Work instructions -
Without the pictures, give the entries below again exactly as written.

Records to use -

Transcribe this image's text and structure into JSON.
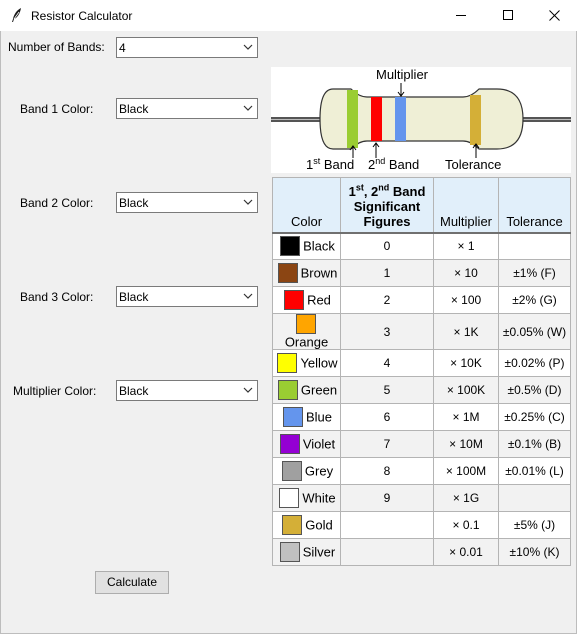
{
  "window": {
    "title": "Resistor Calculator"
  },
  "form": {
    "number_of_bands": {
      "label": "Number of Bands:",
      "value": "4"
    },
    "band1": {
      "label": "Band 1 Color:",
      "value": "Black"
    },
    "band2": {
      "label": "Band 2 Color:",
      "value": "Black"
    },
    "band3": {
      "label": "Band 3 Color:",
      "value": "Black"
    },
    "multiplier": {
      "label": "Multiplier Color:",
      "value": "Black"
    },
    "calculate_label": "Calculate"
  },
  "diagram": {
    "multiplier_label": "Multiplier",
    "first_band": {
      "num": "1",
      "sup": "st",
      "text": " Band"
    },
    "second_band": {
      "num": "2",
      "sup": "nd",
      "text": " Band"
    },
    "tolerance_label": "Tolerance",
    "band_colors": [
      "#9acd32",
      "#ff0000",
      "#6495ed",
      "#d4af37"
    ]
  },
  "table": {
    "headers": {
      "color": "Color",
      "sig_line1_a": "1",
      "sig_line1_a_sup": "st",
      "sig_line1_b": ", 2",
      "sig_line1_b_sup": "nd",
      "sig_line1_c": " Band",
      "sig_line2": "Significant",
      "sig_line3": "Figures",
      "multiplier": "Multiplier",
      "tolerance": "Tolerance"
    },
    "rows": [
      {
        "name": "Black",
        "swatch": "#000000",
        "figure": "0",
        "multiplier": "× 1",
        "tolerance": ""
      },
      {
        "name": "Brown",
        "swatch": "#8b4513",
        "figure": "1",
        "multiplier": "× 10",
        "tolerance": "±1% (F)"
      },
      {
        "name": "Red",
        "swatch": "#ff0000",
        "figure": "2",
        "multiplier": "× 100",
        "tolerance": "±2% (G)"
      },
      {
        "name": "Orange",
        "swatch": "#ffa500",
        "figure": "3",
        "multiplier": "× 1K",
        "tolerance": "±0.05% (W)"
      },
      {
        "name": "Yellow",
        "swatch": "#ffff00",
        "figure": "4",
        "multiplier": "× 10K",
        "tolerance": "±0.02% (P)"
      },
      {
        "name": "Green",
        "swatch": "#9acd32",
        "figure": "5",
        "multiplier": "× 100K",
        "tolerance": "±0.5% (D)"
      },
      {
        "name": "Blue",
        "swatch": "#6495ed",
        "figure": "6",
        "multiplier": "× 1M",
        "tolerance": "±0.25% (C)"
      },
      {
        "name": "Violet",
        "swatch": "#9400d3",
        "figure": "7",
        "multiplier": "× 10M",
        "tolerance": "±0.1% (B)"
      },
      {
        "name": "Grey",
        "swatch": "#a0a0a0",
        "figure": "8",
        "multiplier": "× 100M",
        "tolerance": "±0.01% (L)"
      },
      {
        "name": "White",
        "swatch": "#ffffff",
        "figure": "9",
        "multiplier": "× 1G",
        "tolerance": ""
      },
      {
        "name": "Gold",
        "swatch": "#d4af37",
        "figure": "",
        "multiplier": "× 0.1",
        "tolerance": "±5% (J)"
      },
      {
        "name": "Silver",
        "swatch": "#c0c0c0",
        "figure": "",
        "multiplier": "× 0.01",
        "tolerance": "±10% (K)"
      }
    ]
  }
}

The result -
Transcribe this image's text and structure into JSON.
{
  "window": {
    "title": "Resistor Calculator"
  },
  "form": {
    "number_of_bands": {
      "label": "Number of Bands:",
      "value": "4"
    },
    "band1": {
      "label": "Band 1 Color:",
      "value": "Black"
    },
    "band2": {
      "label": "Band 2 Color:",
      "value": "Black"
    },
    "band3": {
      "label": "Band 3 Color:",
      "value": "Black"
    },
    "multiplier": {
      "label": "Multiplier Color:",
      "value": "Black"
    },
    "calculate_label": "Calculate"
  },
  "diagram": {
    "multiplier_label": "Multiplier",
    "first_band": {
      "num": "1",
      "sup": "st",
      "text": " Band"
    },
    "second_band": {
      "num": "2",
      "sup": "nd",
      "text": " Band"
    },
    "tolerance_label": "Tolerance",
    "band_colors": [
      "#9acd32",
      "#ff0000",
      "#6495ed",
      "#d4af37"
    ]
  },
  "table": {
    "headers": {
      "color": "Color",
      "sig_line1_a": "1",
      "sig_line1_a_sup": "st",
      "sig_line1_b": ", 2",
      "sig_line1_b_sup": "nd",
      "sig_line1_c": " Band",
      "sig_line2": "Significant",
      "sig_line3": "Figures",
      "multiplier": "Multiplier",
      "tolerance": "Tolerance"
    },
    "rows": [
      {
        "name": "Black",
        "swatch": "#000000",
        "figure": "0",
        "multiplier": "× 1",
        "tolerance": ""
      },
      {
        "name": "Brown",
        "swatch": "#8b4513",
        "figure": "1",
        "multiplier": "× 10",
        "tolerance": "±1% (F)"
      },
      {
        "name": "Red",
        "swatch": "#ff0000",
        "figure": "2",
        "multiplier": "× 100",
        "tolerance": "±2% (G)"
      },
      {
        "name": "Orange",
        "swatch": "#ffa500",
        "figure": "3",
        "multiplier": "× 1K",
        "tolerance": "±0.05% (W)"
      },
      {
        "name": "Yellow",
        "swatch": "#ffff00",
        "figure": "4",
        "multiplier": "× 10K",
        "tolerance": "±0.02% (P)"
      },
      {
        "name": "Green",
        "swatch": "#9acd32",
        "figure": "5",
        "multiplier": "× 100K",
        "tolerance": "±0.5% (D)"
      },
      {
        "name": "Blue",
        "swatch": "#6495ed",
        "figure": "6",
        "multiplier": "× 1M",
        "tolerance": "±0.25% (C)"
      },
      {
        "name": "Violet",
        "swatch": "#9400d3",
        "figure": "7",
        "multiplier": "× 10M",
        "tolerance": "±0.1% (B)"
      },
      {
        "name": "Grey",
        "swatch": "#a0a0a0",
        "figure": "8",
        "multiplier": "× 100M",
        "tolerance": "±0.01% (L)"
      },
      {
        "name": "White",
        "swatch": "#ffffff",
        "figure": "9",
        "multiplier": "× 1G",
        "tolerance": ""
      },
      {
        "name": "Gold",
        "swatch": "#d4af37",
        "figure": "",
        "multiplier": "× 0.1",
        "tolerance": "±5% (J)"
      },
      {
        "name": "Silver",
        "swatch": "#c0c0c0",
        "figure": "",
        "multiplier": "× 0.01",
        "tolerance": "±10% (K)"
      }
    ]
  }
}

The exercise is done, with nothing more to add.